WRITTEN REQUEST: In the data that follows, count the lines in which the word "развитие" occurs, and report that figure alone.

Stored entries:

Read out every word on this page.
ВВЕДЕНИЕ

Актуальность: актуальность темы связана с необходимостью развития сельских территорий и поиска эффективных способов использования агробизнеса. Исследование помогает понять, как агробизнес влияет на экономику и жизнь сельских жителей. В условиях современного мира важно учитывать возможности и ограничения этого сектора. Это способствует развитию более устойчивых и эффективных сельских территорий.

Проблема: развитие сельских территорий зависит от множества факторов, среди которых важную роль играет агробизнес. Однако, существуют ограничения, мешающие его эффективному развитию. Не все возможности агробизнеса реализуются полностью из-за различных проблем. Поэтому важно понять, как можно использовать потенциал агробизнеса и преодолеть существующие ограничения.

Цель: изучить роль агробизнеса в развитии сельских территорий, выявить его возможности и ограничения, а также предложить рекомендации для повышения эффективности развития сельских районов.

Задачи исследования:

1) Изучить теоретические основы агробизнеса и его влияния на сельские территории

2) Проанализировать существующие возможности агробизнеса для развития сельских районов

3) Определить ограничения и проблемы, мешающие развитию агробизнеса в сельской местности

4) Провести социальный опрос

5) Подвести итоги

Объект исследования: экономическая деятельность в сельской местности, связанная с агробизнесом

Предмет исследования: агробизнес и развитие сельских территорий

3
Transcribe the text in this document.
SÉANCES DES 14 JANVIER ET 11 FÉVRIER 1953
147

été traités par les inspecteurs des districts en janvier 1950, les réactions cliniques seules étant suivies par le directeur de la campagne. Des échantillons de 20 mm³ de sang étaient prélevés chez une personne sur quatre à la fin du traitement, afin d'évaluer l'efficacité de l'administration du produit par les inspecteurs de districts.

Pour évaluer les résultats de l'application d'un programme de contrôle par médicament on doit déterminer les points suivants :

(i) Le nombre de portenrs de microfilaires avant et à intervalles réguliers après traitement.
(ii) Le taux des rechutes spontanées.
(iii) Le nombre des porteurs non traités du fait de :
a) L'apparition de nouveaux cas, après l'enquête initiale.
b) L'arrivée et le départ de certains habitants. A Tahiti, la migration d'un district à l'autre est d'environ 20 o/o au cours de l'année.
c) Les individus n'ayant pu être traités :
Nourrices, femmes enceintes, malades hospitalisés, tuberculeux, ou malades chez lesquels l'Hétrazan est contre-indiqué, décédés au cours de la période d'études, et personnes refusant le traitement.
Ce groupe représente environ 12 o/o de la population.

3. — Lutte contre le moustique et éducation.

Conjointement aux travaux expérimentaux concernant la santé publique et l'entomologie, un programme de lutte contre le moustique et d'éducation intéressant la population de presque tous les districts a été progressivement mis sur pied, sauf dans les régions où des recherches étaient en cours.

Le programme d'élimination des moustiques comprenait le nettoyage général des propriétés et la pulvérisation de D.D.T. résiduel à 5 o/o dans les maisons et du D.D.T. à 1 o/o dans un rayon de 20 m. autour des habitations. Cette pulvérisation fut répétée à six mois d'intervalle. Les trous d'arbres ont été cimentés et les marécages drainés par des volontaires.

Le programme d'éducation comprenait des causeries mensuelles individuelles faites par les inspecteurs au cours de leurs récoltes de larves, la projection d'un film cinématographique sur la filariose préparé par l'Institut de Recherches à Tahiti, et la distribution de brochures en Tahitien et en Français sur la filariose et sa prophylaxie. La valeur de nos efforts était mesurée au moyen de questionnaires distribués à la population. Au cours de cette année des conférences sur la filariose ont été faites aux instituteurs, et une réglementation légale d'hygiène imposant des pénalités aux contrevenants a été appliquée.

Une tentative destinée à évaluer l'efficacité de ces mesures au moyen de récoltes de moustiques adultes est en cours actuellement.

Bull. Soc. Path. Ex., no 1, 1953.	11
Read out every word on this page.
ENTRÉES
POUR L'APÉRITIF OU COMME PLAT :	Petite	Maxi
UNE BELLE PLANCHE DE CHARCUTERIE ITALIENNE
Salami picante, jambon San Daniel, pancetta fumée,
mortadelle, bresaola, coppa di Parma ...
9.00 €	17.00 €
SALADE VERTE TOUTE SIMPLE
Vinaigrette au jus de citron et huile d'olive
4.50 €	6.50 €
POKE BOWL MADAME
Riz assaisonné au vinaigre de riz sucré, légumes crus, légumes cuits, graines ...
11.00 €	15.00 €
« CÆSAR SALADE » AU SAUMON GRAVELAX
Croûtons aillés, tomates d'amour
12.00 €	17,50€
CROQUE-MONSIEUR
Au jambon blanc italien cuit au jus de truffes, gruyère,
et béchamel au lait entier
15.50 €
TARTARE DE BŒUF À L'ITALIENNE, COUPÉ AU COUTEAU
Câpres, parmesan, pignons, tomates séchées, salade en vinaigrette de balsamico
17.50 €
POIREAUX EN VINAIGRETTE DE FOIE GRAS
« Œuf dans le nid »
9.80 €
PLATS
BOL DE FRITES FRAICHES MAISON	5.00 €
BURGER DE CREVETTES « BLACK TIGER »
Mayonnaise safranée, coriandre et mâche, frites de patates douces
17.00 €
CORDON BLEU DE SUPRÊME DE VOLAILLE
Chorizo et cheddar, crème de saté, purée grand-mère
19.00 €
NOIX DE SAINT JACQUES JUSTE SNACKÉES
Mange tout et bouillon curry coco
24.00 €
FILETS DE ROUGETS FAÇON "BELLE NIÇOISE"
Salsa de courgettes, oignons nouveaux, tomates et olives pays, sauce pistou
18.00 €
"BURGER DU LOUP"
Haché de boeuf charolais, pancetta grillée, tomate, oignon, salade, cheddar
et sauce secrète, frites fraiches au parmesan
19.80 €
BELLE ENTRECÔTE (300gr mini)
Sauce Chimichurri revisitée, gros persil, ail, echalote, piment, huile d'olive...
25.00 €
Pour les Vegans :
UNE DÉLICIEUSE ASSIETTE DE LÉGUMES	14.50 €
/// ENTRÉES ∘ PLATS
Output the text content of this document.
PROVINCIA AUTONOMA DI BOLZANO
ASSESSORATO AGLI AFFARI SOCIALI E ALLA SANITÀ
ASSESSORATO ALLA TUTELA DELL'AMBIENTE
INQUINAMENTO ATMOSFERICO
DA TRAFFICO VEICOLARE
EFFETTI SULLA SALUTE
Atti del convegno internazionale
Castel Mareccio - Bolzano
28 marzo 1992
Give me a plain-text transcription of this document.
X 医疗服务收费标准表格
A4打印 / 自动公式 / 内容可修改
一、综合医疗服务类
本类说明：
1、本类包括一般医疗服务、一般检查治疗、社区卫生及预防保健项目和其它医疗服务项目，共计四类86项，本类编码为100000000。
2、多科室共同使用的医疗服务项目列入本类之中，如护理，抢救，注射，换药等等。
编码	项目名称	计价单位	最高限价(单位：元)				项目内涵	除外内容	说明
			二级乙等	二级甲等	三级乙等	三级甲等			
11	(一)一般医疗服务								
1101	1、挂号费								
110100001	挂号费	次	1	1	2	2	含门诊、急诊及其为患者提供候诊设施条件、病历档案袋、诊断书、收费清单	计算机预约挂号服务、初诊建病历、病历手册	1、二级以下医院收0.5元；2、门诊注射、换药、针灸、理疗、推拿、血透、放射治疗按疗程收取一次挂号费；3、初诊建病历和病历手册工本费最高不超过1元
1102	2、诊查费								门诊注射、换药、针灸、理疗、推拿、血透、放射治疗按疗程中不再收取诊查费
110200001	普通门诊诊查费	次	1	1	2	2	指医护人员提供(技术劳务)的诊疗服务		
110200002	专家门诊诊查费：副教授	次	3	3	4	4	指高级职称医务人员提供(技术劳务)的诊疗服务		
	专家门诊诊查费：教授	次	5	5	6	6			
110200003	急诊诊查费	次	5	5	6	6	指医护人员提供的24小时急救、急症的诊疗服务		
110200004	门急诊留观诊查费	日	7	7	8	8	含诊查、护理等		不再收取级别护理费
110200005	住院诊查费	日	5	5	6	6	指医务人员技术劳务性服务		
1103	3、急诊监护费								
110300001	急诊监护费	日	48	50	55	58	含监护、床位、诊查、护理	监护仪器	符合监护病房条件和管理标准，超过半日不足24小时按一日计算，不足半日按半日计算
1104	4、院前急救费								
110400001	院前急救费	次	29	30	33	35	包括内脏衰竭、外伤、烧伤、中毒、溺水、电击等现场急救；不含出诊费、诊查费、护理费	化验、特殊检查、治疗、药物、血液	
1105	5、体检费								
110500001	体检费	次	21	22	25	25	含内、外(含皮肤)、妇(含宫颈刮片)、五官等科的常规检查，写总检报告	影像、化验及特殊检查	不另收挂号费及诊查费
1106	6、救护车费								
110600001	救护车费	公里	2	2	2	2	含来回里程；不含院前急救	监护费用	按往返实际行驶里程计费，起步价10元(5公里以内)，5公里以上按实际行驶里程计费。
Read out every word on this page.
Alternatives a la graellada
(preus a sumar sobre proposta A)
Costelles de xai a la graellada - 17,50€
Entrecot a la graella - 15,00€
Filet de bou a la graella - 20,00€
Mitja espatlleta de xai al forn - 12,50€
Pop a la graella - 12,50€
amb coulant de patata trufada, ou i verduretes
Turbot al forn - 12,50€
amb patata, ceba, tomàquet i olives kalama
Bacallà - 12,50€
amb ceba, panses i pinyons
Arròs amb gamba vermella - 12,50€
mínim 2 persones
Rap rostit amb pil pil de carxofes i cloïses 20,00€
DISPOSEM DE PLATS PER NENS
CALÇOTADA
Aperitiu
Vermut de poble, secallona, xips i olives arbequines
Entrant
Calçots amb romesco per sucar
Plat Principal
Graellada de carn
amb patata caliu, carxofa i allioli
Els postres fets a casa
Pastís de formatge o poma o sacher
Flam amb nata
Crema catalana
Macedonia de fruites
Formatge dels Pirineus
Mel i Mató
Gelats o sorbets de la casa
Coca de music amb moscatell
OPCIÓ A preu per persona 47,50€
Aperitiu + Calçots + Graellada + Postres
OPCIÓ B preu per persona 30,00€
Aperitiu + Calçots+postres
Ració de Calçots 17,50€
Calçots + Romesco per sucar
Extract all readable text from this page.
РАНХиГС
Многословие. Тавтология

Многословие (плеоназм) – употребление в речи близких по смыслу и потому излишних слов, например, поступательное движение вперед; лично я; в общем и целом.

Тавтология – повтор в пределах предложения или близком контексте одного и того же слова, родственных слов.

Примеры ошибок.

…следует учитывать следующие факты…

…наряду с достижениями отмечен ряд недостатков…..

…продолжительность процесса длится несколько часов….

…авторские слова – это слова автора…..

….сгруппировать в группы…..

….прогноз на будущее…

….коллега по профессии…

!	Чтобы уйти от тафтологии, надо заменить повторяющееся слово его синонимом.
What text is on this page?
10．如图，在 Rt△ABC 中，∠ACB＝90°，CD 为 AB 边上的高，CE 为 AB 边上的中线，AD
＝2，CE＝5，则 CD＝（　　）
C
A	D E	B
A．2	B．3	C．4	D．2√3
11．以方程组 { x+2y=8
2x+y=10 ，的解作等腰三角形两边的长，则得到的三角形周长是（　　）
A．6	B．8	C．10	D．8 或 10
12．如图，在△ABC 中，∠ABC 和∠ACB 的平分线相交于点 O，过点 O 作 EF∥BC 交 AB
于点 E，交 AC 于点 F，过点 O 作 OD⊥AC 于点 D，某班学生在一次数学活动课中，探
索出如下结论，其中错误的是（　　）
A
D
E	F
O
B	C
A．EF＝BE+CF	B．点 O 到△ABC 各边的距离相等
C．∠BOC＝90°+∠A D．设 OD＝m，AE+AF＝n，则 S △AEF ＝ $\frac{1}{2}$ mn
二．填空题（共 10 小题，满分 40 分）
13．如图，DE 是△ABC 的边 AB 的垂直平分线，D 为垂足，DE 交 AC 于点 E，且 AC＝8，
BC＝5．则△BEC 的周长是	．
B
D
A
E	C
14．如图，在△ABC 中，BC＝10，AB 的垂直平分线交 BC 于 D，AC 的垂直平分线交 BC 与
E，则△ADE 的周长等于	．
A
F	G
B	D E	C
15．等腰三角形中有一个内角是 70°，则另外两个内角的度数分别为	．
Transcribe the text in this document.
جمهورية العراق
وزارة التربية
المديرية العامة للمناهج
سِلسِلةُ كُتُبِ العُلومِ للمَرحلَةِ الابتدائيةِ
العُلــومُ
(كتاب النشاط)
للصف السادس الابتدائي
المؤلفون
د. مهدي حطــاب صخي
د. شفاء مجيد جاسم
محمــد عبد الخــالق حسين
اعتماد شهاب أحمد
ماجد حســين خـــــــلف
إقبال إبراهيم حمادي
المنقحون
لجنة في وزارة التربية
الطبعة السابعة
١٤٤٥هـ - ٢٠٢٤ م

FULL OUTPUT: 2